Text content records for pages
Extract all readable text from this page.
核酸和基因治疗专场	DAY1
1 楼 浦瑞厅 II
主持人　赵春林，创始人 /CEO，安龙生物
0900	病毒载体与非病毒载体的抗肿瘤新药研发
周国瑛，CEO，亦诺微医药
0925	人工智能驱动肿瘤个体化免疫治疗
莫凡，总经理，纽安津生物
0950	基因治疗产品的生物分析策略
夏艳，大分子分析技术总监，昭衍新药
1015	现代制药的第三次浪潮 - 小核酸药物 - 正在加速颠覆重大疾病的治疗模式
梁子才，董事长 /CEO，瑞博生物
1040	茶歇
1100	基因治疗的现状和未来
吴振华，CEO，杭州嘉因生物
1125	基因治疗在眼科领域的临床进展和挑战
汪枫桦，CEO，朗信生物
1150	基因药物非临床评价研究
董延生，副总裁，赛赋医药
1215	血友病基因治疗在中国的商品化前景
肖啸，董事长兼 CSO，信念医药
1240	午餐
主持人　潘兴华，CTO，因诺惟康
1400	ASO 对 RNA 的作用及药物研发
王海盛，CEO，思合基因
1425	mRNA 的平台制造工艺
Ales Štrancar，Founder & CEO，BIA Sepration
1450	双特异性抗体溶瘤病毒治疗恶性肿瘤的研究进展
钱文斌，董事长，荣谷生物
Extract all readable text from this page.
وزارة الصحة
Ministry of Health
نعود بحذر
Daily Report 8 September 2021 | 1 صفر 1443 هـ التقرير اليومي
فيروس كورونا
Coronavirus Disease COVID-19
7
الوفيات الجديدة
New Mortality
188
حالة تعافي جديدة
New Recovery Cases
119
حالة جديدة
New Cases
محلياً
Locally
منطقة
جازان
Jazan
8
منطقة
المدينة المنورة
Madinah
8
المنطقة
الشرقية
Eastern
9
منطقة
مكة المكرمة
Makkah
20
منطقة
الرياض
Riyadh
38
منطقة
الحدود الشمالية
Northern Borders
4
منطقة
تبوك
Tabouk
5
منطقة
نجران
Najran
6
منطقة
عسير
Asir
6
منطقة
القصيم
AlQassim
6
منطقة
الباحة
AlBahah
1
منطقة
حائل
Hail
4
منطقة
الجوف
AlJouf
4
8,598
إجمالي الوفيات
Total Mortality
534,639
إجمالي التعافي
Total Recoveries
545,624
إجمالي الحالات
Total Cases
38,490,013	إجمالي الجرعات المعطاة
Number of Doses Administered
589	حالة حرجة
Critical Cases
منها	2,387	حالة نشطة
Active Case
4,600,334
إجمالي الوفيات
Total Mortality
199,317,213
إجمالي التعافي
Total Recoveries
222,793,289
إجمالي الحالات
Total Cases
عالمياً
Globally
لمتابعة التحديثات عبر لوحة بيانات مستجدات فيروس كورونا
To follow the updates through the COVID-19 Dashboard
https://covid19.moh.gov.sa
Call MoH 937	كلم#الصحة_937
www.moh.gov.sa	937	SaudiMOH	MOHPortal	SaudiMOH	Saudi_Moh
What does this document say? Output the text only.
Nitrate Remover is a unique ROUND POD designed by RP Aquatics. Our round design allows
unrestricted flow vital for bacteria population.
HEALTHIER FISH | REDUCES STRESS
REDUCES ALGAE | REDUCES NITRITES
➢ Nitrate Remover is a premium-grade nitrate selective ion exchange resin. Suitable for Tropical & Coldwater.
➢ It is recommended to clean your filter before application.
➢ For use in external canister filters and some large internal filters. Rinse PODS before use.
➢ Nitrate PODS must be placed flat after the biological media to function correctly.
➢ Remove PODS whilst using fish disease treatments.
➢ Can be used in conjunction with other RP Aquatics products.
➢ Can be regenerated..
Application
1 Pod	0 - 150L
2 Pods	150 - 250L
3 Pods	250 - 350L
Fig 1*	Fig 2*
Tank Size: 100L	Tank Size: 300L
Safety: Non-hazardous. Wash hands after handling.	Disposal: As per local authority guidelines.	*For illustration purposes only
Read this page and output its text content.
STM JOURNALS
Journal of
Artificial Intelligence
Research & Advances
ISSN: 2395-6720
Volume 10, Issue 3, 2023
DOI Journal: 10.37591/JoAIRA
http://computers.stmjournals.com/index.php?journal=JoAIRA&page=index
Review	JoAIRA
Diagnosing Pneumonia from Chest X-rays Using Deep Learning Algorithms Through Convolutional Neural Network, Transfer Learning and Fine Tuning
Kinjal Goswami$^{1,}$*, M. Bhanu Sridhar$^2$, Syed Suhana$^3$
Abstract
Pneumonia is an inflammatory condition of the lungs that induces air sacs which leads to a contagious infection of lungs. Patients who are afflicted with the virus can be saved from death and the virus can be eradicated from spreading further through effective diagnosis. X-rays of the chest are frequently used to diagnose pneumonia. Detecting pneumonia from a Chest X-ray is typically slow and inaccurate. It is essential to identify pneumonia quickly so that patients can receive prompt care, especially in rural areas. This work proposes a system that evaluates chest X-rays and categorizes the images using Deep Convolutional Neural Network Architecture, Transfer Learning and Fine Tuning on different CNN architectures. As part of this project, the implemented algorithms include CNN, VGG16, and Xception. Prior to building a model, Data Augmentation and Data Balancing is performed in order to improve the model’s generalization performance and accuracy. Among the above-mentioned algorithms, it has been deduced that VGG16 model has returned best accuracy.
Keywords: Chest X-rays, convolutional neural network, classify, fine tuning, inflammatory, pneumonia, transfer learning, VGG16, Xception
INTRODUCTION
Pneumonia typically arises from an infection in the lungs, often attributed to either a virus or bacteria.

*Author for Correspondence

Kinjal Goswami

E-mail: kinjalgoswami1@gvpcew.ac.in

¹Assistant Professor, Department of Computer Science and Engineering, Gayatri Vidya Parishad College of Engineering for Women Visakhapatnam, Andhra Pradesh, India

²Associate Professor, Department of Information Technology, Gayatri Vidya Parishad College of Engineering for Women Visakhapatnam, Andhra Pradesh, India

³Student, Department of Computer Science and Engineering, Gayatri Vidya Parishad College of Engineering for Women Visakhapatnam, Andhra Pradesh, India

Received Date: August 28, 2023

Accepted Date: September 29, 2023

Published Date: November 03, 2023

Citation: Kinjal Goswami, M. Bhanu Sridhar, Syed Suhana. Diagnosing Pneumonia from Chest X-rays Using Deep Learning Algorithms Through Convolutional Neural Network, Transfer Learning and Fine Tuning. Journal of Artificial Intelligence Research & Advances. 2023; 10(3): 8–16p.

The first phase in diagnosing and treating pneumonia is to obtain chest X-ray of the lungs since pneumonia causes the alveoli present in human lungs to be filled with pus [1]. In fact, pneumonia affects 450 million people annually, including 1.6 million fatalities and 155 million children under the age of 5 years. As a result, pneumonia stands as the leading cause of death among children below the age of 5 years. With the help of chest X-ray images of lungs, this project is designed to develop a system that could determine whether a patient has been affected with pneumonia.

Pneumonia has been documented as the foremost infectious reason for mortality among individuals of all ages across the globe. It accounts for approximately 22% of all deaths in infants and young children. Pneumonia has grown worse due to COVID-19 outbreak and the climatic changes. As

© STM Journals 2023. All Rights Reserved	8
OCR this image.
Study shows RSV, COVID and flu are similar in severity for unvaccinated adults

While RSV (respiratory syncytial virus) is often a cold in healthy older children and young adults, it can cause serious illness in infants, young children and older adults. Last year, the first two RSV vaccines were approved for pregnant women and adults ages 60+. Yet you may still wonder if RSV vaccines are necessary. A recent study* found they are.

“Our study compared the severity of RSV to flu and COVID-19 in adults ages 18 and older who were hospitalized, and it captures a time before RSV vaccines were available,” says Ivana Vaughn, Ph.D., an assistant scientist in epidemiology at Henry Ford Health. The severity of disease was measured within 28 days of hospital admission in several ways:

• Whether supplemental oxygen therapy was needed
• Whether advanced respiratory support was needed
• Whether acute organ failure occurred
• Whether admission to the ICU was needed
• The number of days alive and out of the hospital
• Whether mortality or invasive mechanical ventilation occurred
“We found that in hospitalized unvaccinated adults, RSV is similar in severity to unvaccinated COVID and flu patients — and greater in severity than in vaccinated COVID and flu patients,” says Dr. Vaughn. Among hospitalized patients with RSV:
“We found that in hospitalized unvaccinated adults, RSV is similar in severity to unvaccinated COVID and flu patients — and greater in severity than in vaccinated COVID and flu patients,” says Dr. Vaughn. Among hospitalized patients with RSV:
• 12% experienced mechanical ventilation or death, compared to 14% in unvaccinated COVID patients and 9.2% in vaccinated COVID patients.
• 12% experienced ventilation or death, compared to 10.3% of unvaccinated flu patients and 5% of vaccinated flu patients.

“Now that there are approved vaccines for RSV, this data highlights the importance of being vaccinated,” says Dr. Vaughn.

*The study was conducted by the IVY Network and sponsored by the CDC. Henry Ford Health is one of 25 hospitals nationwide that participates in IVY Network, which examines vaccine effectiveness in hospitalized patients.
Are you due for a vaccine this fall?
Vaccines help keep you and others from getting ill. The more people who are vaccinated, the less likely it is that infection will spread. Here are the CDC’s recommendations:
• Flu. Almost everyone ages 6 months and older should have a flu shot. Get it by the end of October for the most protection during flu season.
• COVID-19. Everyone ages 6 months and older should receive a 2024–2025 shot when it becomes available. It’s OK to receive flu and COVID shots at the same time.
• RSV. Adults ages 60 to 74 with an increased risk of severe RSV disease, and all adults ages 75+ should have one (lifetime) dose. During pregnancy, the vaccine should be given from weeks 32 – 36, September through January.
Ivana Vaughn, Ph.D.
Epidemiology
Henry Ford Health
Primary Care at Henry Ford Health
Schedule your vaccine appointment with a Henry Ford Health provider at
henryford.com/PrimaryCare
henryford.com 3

- _What is being asked_
From the entries above, tally every line holding the string "September". Give only the count.

- _Response area_
3